## START INFORMATION SUPPLIED

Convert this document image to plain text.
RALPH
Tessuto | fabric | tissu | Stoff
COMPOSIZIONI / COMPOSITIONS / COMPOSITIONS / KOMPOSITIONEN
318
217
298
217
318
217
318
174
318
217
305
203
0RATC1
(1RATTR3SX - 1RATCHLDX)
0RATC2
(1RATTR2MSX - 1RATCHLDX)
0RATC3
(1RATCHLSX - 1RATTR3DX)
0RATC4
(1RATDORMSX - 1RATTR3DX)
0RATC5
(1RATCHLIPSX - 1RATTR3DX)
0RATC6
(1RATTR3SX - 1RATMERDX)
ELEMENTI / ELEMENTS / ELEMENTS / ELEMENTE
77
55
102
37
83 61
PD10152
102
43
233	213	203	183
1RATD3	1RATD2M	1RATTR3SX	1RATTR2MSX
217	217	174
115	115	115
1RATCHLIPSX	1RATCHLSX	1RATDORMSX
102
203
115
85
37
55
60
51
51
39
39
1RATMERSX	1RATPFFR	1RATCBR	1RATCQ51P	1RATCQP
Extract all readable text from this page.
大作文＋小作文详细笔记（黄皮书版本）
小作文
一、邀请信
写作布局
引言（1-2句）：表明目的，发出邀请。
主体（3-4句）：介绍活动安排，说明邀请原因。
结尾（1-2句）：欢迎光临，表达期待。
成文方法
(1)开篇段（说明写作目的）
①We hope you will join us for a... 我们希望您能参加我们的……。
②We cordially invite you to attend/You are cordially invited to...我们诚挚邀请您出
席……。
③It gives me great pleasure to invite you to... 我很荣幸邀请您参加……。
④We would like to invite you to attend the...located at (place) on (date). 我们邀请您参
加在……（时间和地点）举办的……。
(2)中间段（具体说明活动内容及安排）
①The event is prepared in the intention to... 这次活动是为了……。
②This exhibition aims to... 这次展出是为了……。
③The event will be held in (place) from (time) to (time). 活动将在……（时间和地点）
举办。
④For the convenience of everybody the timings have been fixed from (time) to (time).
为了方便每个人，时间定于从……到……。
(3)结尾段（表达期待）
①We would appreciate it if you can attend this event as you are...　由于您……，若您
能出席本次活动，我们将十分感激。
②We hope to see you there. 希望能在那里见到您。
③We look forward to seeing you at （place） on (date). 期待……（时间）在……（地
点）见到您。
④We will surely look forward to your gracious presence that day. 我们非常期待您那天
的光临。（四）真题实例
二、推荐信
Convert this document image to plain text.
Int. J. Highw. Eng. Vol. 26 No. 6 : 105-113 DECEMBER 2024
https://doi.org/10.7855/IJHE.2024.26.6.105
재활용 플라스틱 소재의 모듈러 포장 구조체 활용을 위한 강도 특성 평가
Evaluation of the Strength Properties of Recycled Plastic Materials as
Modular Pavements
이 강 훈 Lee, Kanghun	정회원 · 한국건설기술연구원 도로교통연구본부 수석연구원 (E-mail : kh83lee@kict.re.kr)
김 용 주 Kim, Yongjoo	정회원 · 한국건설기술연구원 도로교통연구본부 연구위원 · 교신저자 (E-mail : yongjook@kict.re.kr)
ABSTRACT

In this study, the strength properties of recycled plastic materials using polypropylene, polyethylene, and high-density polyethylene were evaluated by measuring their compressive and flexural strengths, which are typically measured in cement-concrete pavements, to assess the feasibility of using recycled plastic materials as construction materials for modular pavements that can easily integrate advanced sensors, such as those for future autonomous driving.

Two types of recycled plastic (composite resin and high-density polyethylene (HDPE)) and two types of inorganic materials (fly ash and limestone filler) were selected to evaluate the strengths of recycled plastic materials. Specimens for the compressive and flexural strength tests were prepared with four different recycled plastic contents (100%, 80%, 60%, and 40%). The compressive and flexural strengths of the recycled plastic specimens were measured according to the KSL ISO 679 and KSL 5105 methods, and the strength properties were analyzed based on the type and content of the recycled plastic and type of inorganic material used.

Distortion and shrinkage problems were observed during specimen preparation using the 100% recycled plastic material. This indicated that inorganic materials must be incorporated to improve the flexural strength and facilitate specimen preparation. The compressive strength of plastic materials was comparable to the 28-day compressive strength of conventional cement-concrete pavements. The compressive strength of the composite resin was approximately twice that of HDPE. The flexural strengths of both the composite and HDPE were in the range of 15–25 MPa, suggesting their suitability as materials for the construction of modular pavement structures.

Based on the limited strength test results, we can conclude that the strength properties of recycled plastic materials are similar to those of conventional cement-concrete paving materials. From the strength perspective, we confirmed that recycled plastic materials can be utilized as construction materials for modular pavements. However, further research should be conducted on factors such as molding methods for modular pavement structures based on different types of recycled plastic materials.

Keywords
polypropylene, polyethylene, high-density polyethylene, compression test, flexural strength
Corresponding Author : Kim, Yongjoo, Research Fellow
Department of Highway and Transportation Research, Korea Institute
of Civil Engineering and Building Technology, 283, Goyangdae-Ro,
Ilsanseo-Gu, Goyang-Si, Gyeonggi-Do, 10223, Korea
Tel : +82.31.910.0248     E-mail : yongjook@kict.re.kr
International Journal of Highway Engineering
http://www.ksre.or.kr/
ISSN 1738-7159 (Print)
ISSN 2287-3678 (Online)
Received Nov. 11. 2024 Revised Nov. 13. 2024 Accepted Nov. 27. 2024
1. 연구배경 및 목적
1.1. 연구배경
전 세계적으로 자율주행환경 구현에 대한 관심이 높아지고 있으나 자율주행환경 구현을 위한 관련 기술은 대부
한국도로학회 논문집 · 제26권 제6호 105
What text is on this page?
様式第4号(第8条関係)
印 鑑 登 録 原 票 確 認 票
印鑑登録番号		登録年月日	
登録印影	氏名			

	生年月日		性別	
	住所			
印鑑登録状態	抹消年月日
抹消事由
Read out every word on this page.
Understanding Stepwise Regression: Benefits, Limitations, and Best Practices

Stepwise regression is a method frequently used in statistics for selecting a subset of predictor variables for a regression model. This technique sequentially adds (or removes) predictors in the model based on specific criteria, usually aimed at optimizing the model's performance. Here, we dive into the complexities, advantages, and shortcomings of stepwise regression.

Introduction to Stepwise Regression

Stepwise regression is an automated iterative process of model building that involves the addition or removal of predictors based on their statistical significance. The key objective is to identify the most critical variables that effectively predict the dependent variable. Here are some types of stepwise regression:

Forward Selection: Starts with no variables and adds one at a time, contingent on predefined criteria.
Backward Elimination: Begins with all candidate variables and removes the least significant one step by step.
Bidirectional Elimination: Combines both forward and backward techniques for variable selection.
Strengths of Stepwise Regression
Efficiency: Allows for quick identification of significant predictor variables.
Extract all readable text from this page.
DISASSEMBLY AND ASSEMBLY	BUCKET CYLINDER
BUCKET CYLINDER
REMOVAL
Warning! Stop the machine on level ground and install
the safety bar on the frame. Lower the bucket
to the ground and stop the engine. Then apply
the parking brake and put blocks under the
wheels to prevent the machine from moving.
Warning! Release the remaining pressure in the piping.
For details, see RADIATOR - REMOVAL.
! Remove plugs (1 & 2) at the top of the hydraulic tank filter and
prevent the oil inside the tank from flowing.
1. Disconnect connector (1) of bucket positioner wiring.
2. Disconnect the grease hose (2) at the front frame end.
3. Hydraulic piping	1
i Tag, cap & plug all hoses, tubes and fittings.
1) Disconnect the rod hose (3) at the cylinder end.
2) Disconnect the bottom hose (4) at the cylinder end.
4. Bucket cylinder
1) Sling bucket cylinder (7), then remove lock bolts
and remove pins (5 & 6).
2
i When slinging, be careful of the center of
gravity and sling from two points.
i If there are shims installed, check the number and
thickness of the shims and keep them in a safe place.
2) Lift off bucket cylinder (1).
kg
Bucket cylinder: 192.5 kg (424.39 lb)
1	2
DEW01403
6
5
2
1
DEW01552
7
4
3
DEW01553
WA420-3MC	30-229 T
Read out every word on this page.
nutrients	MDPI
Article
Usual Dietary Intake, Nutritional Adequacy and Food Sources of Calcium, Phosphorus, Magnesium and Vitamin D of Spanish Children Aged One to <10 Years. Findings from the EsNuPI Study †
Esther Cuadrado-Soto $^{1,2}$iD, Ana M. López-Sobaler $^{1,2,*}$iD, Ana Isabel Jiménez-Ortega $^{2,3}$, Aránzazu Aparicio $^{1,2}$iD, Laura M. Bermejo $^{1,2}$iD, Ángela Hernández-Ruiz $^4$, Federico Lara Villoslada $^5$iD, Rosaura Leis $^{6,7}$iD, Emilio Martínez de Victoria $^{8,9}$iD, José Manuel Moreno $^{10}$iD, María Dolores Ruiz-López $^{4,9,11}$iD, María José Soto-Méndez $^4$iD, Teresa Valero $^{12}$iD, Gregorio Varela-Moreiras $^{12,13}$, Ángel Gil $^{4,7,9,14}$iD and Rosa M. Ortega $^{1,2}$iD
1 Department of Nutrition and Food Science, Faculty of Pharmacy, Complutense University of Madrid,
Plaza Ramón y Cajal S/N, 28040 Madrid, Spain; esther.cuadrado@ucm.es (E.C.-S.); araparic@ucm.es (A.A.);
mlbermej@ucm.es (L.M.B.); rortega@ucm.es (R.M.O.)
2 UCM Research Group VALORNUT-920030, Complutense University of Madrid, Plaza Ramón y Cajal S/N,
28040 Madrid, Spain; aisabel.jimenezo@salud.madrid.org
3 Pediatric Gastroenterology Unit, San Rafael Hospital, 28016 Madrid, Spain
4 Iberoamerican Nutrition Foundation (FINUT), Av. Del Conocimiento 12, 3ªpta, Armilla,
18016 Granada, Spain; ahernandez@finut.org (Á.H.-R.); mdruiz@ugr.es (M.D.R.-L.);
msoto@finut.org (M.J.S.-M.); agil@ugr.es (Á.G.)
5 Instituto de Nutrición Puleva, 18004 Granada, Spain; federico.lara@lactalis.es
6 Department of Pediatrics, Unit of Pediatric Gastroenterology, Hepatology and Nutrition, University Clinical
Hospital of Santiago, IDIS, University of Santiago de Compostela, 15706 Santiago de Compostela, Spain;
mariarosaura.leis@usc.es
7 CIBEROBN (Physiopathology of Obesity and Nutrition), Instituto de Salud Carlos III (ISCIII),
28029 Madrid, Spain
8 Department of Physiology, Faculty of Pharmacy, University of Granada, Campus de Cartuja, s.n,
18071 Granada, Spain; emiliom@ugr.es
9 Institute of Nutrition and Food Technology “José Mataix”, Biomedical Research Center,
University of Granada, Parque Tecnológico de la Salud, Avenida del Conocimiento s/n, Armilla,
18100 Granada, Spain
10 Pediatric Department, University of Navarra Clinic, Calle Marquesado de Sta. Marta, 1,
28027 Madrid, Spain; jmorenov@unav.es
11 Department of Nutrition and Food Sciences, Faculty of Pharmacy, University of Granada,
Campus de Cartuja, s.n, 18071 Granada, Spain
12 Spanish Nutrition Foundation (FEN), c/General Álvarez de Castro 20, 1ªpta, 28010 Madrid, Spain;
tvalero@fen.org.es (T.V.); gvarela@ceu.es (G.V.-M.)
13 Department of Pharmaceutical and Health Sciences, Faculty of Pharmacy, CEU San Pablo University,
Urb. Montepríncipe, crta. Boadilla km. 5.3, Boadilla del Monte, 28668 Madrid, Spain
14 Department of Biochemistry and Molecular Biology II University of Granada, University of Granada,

## END INFORMATION SUPPLIED

- _DO THIS_
Copy out each line that contains the word "Instituto".

- _FINAL ANSWER_
5 Instituto de Nutrición Puleva, 18004 Granada, Spain; federico.lara@lactalis.es
7 CIBEROBN (Physiopathology of Obesity and Nutrition), Instituto de Salud Carlos III (ISCIII),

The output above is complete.